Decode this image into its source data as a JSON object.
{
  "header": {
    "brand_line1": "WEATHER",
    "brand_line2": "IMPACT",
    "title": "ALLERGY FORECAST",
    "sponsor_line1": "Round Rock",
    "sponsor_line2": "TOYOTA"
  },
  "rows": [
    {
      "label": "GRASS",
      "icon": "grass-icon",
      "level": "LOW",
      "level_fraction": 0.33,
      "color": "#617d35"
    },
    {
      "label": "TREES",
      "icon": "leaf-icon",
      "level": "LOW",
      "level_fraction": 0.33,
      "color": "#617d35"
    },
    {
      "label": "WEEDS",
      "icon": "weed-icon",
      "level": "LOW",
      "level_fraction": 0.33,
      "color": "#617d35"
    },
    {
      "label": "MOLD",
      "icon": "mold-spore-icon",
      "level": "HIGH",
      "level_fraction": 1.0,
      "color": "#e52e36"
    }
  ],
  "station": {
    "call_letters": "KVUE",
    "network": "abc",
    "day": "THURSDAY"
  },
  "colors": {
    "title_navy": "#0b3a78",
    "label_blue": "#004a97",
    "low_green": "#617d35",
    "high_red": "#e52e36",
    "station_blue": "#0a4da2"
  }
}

==

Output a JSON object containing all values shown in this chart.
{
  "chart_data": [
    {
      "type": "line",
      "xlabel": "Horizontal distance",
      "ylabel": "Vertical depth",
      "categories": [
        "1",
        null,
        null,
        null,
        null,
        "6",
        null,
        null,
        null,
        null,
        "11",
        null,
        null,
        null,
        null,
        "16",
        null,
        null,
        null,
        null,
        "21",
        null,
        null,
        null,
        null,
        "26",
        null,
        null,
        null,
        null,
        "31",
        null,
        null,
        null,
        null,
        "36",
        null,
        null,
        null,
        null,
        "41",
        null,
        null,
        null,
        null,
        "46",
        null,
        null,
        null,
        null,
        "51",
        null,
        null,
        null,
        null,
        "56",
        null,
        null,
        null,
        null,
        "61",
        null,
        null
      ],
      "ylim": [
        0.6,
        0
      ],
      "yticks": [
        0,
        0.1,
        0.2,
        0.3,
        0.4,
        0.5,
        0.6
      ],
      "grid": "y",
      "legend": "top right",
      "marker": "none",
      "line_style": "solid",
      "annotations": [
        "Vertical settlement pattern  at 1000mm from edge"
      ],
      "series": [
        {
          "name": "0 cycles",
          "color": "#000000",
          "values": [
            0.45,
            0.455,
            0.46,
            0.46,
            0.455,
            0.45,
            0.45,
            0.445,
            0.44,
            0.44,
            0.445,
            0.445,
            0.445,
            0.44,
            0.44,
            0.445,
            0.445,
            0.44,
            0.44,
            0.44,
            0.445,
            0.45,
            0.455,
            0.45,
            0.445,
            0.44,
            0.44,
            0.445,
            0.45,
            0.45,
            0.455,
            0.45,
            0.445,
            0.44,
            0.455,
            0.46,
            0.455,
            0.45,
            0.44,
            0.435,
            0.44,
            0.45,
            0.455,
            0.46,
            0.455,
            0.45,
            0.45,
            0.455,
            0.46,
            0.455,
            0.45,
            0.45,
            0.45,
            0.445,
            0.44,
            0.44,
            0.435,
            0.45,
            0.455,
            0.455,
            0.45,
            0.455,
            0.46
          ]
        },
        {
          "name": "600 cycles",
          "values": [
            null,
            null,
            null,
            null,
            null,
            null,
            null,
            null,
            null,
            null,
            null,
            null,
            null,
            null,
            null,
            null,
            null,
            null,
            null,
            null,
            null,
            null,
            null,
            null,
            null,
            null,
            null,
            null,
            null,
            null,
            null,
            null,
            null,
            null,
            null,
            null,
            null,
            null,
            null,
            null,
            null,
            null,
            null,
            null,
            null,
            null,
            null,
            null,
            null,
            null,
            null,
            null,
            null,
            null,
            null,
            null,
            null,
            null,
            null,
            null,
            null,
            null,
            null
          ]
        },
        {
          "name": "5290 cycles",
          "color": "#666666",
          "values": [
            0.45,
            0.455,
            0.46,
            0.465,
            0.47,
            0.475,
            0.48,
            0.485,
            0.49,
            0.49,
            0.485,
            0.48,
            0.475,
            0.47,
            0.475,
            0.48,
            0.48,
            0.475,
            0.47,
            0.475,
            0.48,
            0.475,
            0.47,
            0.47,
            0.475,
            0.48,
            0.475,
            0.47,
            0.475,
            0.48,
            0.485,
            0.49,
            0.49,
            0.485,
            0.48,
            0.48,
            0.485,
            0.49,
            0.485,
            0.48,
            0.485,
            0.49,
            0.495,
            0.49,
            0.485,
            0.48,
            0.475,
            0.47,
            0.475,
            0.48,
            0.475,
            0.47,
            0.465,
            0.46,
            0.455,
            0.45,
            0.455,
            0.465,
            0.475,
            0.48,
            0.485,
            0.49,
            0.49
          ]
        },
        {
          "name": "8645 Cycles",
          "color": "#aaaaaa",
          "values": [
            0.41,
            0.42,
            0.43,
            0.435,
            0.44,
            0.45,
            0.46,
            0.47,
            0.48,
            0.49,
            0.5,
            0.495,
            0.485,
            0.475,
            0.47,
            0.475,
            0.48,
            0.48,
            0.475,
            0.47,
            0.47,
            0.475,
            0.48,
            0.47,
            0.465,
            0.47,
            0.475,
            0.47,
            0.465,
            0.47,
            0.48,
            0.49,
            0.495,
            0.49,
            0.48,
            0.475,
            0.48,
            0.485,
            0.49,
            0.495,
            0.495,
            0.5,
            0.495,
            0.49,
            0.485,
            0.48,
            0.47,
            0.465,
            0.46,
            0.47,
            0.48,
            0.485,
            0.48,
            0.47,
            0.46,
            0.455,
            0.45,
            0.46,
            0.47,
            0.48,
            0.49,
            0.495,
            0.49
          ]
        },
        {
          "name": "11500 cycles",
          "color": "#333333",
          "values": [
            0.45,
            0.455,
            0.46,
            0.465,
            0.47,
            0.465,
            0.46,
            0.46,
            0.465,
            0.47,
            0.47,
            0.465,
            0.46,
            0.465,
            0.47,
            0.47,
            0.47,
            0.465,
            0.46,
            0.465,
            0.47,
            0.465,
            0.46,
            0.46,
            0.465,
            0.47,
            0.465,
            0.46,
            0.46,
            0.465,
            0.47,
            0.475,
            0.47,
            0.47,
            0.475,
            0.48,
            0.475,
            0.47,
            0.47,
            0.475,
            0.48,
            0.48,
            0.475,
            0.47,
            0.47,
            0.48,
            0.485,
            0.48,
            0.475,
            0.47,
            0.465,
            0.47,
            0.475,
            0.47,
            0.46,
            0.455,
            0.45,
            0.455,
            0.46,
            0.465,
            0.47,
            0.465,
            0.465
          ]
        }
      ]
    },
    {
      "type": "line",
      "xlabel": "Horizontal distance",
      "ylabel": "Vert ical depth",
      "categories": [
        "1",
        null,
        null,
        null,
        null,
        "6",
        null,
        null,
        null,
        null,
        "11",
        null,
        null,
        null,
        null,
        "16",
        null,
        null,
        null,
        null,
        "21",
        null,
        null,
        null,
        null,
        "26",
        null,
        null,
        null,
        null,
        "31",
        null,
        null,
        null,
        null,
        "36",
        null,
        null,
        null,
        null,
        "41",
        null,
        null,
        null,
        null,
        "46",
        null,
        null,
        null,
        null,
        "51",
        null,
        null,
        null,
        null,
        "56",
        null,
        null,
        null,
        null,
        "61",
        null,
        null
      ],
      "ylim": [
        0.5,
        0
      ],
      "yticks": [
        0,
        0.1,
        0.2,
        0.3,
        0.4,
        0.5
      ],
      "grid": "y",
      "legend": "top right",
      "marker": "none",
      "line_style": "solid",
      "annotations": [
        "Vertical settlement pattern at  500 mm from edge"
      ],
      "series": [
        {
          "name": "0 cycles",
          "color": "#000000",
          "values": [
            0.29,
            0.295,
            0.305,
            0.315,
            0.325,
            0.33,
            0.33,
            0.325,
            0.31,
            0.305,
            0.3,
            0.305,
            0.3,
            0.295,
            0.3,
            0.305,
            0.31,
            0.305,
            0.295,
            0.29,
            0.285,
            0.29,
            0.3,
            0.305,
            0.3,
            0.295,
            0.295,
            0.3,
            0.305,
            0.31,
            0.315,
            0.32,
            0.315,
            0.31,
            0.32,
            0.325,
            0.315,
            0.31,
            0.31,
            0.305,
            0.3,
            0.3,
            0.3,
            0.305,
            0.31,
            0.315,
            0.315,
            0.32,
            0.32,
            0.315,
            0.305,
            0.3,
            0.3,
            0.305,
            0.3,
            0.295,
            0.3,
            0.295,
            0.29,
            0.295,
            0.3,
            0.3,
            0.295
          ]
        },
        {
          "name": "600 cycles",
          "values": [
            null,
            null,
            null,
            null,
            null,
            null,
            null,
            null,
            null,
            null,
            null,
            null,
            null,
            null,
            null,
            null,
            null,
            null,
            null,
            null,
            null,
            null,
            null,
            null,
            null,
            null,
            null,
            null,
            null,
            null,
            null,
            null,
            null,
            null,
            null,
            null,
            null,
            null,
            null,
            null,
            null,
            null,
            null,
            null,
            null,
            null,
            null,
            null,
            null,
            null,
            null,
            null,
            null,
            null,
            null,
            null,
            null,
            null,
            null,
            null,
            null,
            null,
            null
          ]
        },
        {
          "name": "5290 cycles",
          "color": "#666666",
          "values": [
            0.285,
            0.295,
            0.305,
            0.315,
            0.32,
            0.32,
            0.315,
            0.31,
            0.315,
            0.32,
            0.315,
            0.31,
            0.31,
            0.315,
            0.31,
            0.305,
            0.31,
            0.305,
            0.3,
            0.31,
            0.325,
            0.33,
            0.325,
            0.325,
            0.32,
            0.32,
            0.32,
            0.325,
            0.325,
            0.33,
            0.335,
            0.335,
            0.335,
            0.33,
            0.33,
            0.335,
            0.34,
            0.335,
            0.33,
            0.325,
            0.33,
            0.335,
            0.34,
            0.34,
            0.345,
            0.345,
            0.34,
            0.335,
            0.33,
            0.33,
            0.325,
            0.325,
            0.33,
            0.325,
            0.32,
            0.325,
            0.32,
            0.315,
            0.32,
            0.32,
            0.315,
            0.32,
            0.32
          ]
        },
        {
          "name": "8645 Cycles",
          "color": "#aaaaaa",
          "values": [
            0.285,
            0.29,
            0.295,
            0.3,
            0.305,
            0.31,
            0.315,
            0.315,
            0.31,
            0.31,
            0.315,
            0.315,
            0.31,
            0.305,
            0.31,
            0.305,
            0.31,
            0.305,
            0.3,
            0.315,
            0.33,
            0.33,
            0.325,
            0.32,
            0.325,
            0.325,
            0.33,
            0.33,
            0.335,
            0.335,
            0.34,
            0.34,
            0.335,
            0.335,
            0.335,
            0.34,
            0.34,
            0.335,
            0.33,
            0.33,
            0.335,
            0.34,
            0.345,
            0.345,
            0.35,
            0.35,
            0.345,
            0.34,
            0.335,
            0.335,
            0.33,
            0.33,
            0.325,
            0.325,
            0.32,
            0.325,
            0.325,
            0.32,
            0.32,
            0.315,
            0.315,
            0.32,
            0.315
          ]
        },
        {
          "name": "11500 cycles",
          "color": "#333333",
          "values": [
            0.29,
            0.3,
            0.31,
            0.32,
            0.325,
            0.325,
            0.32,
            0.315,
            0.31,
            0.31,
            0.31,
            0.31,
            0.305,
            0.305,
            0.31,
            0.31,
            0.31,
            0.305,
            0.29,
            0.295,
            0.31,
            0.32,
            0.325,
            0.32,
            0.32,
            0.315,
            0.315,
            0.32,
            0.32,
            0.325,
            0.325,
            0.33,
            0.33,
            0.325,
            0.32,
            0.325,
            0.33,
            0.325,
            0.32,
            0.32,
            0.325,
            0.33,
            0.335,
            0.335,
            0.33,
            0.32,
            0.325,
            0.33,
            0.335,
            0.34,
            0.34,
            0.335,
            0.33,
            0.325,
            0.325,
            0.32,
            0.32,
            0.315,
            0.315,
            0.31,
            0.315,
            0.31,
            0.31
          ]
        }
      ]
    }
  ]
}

• _Instructions to follow_
Give the number of lines in the data that contain "Vertical", with no other words.

• _Written reply_
3